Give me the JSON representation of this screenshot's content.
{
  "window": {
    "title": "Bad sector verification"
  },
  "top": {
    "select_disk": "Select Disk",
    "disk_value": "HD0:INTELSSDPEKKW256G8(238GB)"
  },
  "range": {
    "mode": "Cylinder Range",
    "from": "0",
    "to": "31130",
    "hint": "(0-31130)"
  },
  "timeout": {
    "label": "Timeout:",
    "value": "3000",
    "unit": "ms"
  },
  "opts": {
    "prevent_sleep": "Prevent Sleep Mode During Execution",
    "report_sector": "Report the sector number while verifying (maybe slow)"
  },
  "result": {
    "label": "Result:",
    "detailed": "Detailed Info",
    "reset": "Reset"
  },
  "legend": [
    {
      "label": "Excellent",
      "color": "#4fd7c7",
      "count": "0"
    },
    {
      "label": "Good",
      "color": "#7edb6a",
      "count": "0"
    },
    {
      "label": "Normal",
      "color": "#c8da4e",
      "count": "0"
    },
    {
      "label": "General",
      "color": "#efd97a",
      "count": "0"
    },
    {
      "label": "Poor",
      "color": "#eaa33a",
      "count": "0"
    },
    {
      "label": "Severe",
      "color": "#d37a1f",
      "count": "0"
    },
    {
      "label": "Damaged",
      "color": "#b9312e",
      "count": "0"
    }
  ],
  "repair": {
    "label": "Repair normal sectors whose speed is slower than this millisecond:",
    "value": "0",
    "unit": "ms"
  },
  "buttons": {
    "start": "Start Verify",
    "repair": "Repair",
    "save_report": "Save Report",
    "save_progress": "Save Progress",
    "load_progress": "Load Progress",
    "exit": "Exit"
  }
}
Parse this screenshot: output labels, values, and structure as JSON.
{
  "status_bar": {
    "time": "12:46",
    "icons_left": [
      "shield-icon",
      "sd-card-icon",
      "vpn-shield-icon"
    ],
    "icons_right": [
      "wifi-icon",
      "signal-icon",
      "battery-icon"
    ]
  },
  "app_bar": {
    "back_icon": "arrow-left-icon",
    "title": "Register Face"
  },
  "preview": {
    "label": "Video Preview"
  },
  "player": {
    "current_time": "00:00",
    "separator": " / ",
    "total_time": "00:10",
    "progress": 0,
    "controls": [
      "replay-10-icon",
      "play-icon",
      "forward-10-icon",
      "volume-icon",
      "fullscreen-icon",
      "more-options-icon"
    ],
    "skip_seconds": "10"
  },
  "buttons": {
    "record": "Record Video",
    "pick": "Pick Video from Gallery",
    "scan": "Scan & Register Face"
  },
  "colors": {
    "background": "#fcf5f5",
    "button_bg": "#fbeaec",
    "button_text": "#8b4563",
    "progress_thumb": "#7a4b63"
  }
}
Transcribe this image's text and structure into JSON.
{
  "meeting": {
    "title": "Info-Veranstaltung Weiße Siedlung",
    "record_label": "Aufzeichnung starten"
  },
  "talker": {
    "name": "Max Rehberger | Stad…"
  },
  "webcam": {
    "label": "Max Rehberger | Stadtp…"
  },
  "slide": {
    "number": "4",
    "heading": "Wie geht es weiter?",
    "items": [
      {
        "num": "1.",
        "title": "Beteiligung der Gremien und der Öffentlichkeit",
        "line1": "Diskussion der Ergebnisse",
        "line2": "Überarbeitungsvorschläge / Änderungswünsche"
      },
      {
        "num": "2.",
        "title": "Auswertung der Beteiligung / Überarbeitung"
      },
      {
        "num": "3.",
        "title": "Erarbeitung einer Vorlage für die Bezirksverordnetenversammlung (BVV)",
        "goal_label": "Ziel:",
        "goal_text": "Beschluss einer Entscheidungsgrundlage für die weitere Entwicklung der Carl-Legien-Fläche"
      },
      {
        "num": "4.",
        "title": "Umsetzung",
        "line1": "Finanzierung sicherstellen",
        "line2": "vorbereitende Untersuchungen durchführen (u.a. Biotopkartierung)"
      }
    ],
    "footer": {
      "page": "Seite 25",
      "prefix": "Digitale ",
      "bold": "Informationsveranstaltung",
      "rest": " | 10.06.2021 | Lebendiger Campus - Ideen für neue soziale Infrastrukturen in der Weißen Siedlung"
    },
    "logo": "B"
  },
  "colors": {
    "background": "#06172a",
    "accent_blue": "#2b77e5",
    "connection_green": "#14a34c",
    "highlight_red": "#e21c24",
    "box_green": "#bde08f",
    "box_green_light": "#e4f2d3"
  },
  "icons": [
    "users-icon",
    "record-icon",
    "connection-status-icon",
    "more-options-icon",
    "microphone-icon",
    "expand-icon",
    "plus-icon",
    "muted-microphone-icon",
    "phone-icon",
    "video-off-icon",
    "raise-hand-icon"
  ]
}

◆ REQUIRED TASK
Scan the material and collect every line that contains "title".

◆ PROBLEM SOLUTION
    "title": "Bad sector verification"
    "title": "Register Face"
    "title": "Info-Veranstaltung Weiße Siedlung",
        "title": "Beteiligung der Gremien und der Öffentlichkeit",
        "title": "Auswertung der Beteiligung / Überarbeitung"
        "title": "Erarbeitung einer Vorlage für die Bezirksverordnetenversammlung (BVV)",
        "title": "Umsetzung",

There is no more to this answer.